#### Problem requirements
Copy each line exactly.

Records from a data collection
=====

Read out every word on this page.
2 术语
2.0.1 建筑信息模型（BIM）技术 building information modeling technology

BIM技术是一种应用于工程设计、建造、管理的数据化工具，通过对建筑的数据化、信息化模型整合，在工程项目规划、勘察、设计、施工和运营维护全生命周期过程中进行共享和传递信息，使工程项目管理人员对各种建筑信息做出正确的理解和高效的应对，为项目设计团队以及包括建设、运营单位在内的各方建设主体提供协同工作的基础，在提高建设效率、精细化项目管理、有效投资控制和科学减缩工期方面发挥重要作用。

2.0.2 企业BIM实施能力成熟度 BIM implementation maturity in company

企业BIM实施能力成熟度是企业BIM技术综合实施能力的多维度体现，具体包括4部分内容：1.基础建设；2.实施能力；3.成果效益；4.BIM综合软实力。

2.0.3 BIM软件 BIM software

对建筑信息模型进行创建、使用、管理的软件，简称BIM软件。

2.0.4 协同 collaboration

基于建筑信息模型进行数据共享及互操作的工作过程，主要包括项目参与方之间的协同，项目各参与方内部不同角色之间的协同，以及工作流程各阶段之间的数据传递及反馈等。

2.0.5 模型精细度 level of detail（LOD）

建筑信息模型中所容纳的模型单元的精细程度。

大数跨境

=====

#### Completed task
Read out every word on this page.
2 术语
2.0.1 建筑信息模型（BIM）技术 building information modeling technology

BIM技术是一种应用于工程设计、建造、管理的数据化工具，通过对建筑的数据化、信息化模型整合，在工程项目规划、勘察、设计、施工和运营维护全生命周期过程中进行共享和传递信息，使工程项目管理人员对各种建筑信息做出正确的理解和高效的应对，为项目设计团队以及包括建设、运营单位在内的各方建设主体提供协同工作的基础，在提高建设效率、精细化项目管理、有效投资控制和科学减缩工期方面发挥重要作用。

2.0.2 企业BIM实施能力成熟度 BIM implementation maturity in company

企业BIM实施能力成熟度是企业BIM技术综合实施能力的多维度体现，具体包括4部分内容：1.基础建设；2.实施能力；3.成果效益；4.BIM综合软实力。

2.0.3 BIM软件 BIM software

对建筑信息模型进行创建、使用、管理的软件，简称BIM软件。

2.0.4 协同 collaboration

基于建筑信息模型进行数据共享及互操作的工作过程，主要包括项目参与方之间的协同，项目各参与方内部不同角色之间的协同，以及工作流程各阶段之间的数据传递及反馈等。

2.0.5 模型精细度 level of detail（LOD）

建筑信息模型中所容纳的模型单元的精细程度。

大数跨境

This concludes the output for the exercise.